§ Required work
Filter the lines below, copying only those with the string "image".

[start]

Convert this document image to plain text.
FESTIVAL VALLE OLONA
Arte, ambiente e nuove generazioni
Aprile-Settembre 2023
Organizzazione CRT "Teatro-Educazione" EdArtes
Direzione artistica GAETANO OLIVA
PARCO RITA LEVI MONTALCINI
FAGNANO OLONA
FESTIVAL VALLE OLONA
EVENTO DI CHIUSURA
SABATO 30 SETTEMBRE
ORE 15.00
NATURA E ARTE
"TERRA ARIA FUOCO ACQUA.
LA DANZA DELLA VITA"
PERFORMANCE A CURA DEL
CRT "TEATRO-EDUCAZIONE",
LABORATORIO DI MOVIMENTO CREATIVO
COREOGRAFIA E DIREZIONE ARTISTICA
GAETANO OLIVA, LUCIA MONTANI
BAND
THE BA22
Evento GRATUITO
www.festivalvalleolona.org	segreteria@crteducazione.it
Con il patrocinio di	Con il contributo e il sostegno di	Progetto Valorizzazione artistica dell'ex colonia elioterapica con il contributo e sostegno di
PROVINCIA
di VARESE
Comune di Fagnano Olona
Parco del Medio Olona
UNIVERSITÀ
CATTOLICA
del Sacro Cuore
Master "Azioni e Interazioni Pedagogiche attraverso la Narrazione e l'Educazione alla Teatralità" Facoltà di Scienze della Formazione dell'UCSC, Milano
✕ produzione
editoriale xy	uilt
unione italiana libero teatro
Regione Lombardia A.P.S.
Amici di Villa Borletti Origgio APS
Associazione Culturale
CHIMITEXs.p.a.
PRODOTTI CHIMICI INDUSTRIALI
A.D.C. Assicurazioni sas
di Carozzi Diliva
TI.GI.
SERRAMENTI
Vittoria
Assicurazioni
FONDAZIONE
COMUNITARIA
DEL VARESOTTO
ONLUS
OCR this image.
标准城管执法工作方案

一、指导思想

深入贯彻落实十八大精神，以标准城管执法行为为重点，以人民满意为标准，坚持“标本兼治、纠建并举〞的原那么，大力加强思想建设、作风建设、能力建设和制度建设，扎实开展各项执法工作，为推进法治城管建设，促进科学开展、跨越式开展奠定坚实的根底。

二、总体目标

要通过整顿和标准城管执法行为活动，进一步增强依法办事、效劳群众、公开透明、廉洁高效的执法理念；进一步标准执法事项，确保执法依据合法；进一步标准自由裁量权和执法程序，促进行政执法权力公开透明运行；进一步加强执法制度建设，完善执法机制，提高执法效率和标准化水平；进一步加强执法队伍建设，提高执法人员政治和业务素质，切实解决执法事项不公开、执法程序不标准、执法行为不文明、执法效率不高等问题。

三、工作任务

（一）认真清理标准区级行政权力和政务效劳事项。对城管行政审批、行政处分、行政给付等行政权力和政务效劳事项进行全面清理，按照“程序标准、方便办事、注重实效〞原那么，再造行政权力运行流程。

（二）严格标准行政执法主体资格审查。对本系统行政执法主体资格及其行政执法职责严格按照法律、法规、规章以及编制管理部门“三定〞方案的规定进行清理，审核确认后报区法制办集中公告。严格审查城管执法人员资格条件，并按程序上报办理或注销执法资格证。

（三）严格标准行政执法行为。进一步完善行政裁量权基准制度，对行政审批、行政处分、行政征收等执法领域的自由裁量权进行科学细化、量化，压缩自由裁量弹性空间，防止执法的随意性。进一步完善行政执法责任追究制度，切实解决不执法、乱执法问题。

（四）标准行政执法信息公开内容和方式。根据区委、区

[end]

§ Solution to this task
Convert this document image to plain text.
OCR this image.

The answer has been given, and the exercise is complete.